▸ A run of records:
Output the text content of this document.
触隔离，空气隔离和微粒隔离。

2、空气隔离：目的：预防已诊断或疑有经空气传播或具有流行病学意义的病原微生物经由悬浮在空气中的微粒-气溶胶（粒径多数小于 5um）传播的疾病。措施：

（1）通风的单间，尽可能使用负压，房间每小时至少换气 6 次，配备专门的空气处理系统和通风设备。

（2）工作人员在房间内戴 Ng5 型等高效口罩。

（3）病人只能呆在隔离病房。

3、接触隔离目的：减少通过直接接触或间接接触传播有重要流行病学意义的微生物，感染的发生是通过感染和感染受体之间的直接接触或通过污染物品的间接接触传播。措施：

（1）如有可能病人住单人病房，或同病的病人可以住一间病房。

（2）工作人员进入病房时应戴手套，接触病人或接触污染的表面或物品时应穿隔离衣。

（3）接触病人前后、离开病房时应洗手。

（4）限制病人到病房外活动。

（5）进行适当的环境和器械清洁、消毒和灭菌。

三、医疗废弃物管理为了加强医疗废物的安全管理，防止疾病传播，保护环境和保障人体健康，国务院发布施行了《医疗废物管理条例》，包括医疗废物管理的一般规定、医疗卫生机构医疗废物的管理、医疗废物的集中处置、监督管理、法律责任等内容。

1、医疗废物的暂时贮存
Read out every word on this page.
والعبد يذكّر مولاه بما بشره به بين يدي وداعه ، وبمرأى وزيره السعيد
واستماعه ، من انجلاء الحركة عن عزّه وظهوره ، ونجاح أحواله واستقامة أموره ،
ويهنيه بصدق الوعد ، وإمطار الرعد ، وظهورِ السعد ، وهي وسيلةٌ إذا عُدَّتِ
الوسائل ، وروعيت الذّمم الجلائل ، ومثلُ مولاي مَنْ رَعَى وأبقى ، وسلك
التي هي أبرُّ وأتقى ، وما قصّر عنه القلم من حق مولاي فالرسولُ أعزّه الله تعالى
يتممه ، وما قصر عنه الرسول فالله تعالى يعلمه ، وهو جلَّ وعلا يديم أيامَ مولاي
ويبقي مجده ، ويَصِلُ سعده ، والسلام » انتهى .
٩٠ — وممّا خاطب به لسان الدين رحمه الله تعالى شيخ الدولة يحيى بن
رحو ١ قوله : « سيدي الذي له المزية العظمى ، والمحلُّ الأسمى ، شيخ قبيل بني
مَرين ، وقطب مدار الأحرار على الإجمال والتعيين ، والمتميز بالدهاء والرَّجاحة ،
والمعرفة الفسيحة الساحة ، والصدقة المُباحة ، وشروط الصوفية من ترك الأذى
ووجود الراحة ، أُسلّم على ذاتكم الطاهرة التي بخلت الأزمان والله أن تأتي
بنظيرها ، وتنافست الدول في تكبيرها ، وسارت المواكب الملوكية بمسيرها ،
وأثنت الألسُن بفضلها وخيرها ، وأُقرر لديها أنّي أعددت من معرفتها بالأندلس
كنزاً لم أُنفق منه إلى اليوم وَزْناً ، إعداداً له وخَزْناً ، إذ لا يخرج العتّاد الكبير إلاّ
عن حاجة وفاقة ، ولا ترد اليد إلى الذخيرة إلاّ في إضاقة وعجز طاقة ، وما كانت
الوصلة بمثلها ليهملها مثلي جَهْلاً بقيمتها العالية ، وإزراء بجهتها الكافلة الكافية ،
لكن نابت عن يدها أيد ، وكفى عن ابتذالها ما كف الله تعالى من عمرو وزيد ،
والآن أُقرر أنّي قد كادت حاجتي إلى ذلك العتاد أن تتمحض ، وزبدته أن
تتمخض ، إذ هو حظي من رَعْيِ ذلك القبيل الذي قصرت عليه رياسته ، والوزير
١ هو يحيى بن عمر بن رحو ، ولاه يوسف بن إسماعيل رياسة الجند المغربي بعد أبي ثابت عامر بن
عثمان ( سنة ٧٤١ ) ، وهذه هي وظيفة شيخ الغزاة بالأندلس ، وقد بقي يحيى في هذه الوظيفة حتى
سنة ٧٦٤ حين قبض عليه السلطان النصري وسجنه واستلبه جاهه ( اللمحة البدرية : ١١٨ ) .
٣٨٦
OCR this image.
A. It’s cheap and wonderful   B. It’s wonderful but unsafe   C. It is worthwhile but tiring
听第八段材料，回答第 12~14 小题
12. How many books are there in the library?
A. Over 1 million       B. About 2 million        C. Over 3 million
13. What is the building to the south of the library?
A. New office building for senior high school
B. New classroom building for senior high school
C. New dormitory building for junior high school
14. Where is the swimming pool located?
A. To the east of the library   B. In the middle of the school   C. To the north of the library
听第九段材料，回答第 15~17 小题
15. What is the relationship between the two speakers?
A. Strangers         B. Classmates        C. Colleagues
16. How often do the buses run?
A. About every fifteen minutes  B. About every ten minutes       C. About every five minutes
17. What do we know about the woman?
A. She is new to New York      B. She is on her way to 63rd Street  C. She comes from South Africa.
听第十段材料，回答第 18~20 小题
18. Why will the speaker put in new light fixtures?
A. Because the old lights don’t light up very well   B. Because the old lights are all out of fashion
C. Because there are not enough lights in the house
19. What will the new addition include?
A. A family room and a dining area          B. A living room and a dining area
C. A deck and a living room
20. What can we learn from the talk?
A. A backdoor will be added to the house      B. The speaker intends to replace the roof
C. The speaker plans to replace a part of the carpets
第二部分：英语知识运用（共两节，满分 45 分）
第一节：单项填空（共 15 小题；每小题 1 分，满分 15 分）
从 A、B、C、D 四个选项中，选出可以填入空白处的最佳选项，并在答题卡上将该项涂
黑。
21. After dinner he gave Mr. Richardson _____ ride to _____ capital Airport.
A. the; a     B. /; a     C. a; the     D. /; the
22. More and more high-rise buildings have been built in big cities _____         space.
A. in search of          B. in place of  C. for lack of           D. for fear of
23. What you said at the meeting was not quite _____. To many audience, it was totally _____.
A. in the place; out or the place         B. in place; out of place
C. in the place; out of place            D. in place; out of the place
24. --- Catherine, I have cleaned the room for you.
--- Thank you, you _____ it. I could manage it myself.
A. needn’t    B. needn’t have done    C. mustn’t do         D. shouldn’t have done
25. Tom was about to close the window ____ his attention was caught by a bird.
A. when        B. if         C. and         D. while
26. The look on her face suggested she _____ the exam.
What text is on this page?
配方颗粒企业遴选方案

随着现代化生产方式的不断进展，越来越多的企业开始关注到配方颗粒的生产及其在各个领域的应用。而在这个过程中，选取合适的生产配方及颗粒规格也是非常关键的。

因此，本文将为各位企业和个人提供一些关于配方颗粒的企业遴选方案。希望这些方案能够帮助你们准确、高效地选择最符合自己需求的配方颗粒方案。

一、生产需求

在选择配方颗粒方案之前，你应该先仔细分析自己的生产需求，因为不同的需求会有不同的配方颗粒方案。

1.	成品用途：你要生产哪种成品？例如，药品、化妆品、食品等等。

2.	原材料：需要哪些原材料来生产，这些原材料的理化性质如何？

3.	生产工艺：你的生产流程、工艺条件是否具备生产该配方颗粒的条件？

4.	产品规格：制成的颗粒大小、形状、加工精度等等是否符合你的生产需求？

▸ Problem requirements:
Take the lines above and retype all of them exactly.

▸ Correct output:
Output the text content of this document.
触隔离，空气隔离和微粒隔离。

2、空气隔离：目的：预防已诊断或疑有经空气传播或具有流行病学意义的病原微生物经由悬浮在空气中的微粒-气溶胶（粒径多数小于 5um）传播的疾病。措施：

（1）通风的单间，尽可能使用负压，房间每小时至少换气 6 次，配备专门的空气处理系统和通风设备。

（2）工作人员在房间内戴 Ng5 型等高效口罩。

（3）病人只能呆在隔离病房。

3、接触隔离目的：减少通过直接接触或间接接触传播有重要流行病学意义的微生物，感染的发生是通过感染和感染受体之间的直接接触或通过污染物品的间接接触传播。措施：

（1）如有可能病人住单人病房，或同病的病人可以住一间病房。

（2）工作人员进入病房时应戴手套，接触病人或接触污染的表面或物品时应穿隔离衣。

（3）接触病人前后、离开病房时应洗手。

（4）限制病人到病房外活动。

（5）进行适当的环境和器械清洁、消毒和灭菌。

三、医疗废弃物管理为了加强医疗废物的安全管理，防止疾病传播，保护环境和保障人体健康，国务院发布施行了《医疗废物管理条例》，包括医疗废物管理的一般规定、医疗卫生机构医疗废物的管理、医疗废物的集中处置、监督管理、法律责任等内容。

1、医疗废物的暂时贮存
Read out every word on this page.
والعبد يذكّر مولاه بما بشره به بين يدي وداعه ، وبمرأى وزيره السعيد
واستماعه ، من انجلاء الحركة عن عزّه وظهوره ، ونجاح أحواله واستقامة أموره ،
ويهنيه بصدق الوعد ، وإمطار الرعد ، وظهورِ السعد ، وهي وسيلةٌ إذا عُدَّتِ
الوسائل ، وروعيت الذّمم الجلائل ، ومثلُ مولاي مَنْ رَعَى وأبقى ، وسلك
التي هي أبرُّ وأتقى ، وما قصّر عنه القلم من حق مولاي فالرسولُ أعزّه الله تعالى
يتممه ، وما قصر عنه الرسول فالله تعالى يعلمه ، وهو جلَّ وعلا يديم أيامَ مولاي
ويبقي مجده ، ويَصِلُ سعده ، والسلام » انتهى .
٩٠ — وممّا خاطب به لسان الدين رحمه الله تعالى شيخ الدولة يحيى بن
رحو ١ قوله : « سيدي الذي له المزية العظمى ، والمحلُّ الأسمى ، شيخ قبيل بني
مَرين ، وقطب مدار الأحرار على الإجمال والتعيين ، والمتميز بالدهاء والرَّجاحة ،
والمعرفة الفسيحة الساحة ، والصدقة المُباحة ، وشروط الصوفية من ترك الأذى
ووجود الراحة ، أُسلّم على ذاتكم الطاهرة التي بخلت الأزمان والله أن تأتي
بنظيرها ، وتنافست الدول في تكبيرها ، وسارت المواكب الملوكية بمسيرها ،
وأثنت الألسُن بفضلها وخيرها ، وأُقرر لديها أنّي أعددت من معرفتها بالأندلس
كنزاً لم أُنفق منه إلى اليوم وَزْناً ، إعداداً له وخَزْناً ، إذ لا يخرج العتّاد الكبير إلاّ
عن حاجة وفاقة ، ولا ترد اليد إلى الذخيرة إلاّ في إضاقة وعجز طاقة ، وما كانت
الوصلة بمثلها ليهملها مثلي جَهْلاً بقيمتها العالية ، وإزراء بجهتها الكافلة الكافية ،
لكن نابت عن يدها أيد ، وكفى عن ابتذالها ما كف الله تعالى من عمرو وزيد ،
والآن أُقرر أنّي قد كادت حاجتي إلى ذلك العتاد أن تتمحض ، وزبدته أن
تتمخض ، إذ هو حظي من رَعْيِ ذلك القبيل الذي قصرت عليه رياسته ، والوزير
١ هو يحيى بن عمر بن رحو ، ولاه يوسف بن إسماعيل رياسة الجند المغربي بعد أبي ثابت عامر بن
عثمان ( سنة ٧٤١ ) ، وهذه هي وظيفة شيخ الغزاة بالأندلس ، وقد بقي يحيى في هذه الوظيفة حتى
سنة ٧٦٤ حين قبض عليه السلطان النصري وسجنه واستلبه جاهه ( اللمحة البدرية : ١١٨ ) .
٣٨٦
OCR this image.
A. It’s cheap and wonderful   B. It’s wonderful but unsafe   C. It is worthwhile but tiring
听第八段材料，回答第 12~14 小题
12. How many books are there in the library?
A. Over 1 million       B. About 2 million        C. Over 3 million
13. What is the building to the south of the library?
A. New office building for senior high school
B. New classroom building for senior high school
C. New dormitory building for junior high school
14. Where is the swimming pool located?
A. To the east of the library   B. In the middle of the school   C. To the north of the library
听第九段材料，回答第 15~17 小题
15. What is the relationship between the two speakers?
A. Strangers         B. Classmates        C. Colleagues
16. How often do the buses run?
A. About every fifteen minutes  B. About every ten minutes       C. About every five minutes
17. What do we know about the woman?
A. She is new to New York      B. She is on her way to 63rd Street  C. She comes from South Africa.
听第十段材料，回答第 18~20 小题
18. Why will the speaker put in new light fixtures?
A. Because the old lights don’t light up very well   B. Because the old lights are all out of fashion
C. Because there are not enough lights in the house
19. What will the new addition include?
A. A family room and a dining area          B. A living room and a dining area
C. A deck and a living room
20. What can we learn from the talk?
A. A backdoor will be added to the house      B. The speaker intends to replace the roof
C. The speaker plans to replace a part of the carpets
第二部分：英语知识运用（共两节，满分 45 分）
第一节：单项填空（共 15 小题；每小题 1 分，满分 15 分）
从 A、B、C、D 四个选项中，选出可以填入空白处的最佳选项，并在答题卡上将该项涂
黑。
21. After dinner he gave Mr. Richardson _____ ride to _____ capital Airport.
A. the; a     B. /; a     C. a; the     D. /; the
22. More and more high-rise buildings have been built in big cities _____         space.
A. in search of          B. in place of  C. for lack of           D. for fear of
23. What you said at the meeting was not quite _____. To many audience, it was totally _____.
A. in the place; out or the place         B. in place; out of place
C. in the place; out of place            D. in place; out of the place
24. --- Catherine, I have cleaned the room for you.
--- Thank you, you _____ it. I could manage it myself.
A. needn’t    B. needn’t have done    C. mustn’t do         D. shouldn’t have done
25. Tom was about to close the window ____ his attention was caught by a bird.
A. when        B. if         C. and         D. while
26. The look on her face suggested she _____ the exam.
What text is on this page?
配方颗粒企业遴选方案

随着现代化生产方式的不断进展，越来越多的企业开始关注到配方颗粒的生产及其在各个领域的应用。而在这个过程中，选取合适的生产配方及颗粒规格也是非常关键的。

因此，本文将为各位企业和个人提供一些关于配方颗粒的企业遴选方案。希望这些方案能够帮助你们准确、高效地选择最符合自己需求的配方颗粒方案。

一、生产需求

在选择配方颗粒方案之前，你应该先仔细分析自己的生产需求，因为不同的需求会有不同的配方颗粒方案。

1.	成品用途：你要生产哪种成品？例如，药品、化妆品、食品等等。

2.	原材料：需要哪些原材料来生产，这些原材料的理化性质如何？

3.	生产工艺：你的生产流程、工艺条件是否具备生产该配方颗粒的条件？

4.	产品规格：制成的颗粒大小、形状、加工精度等等是否符合你的生产需求？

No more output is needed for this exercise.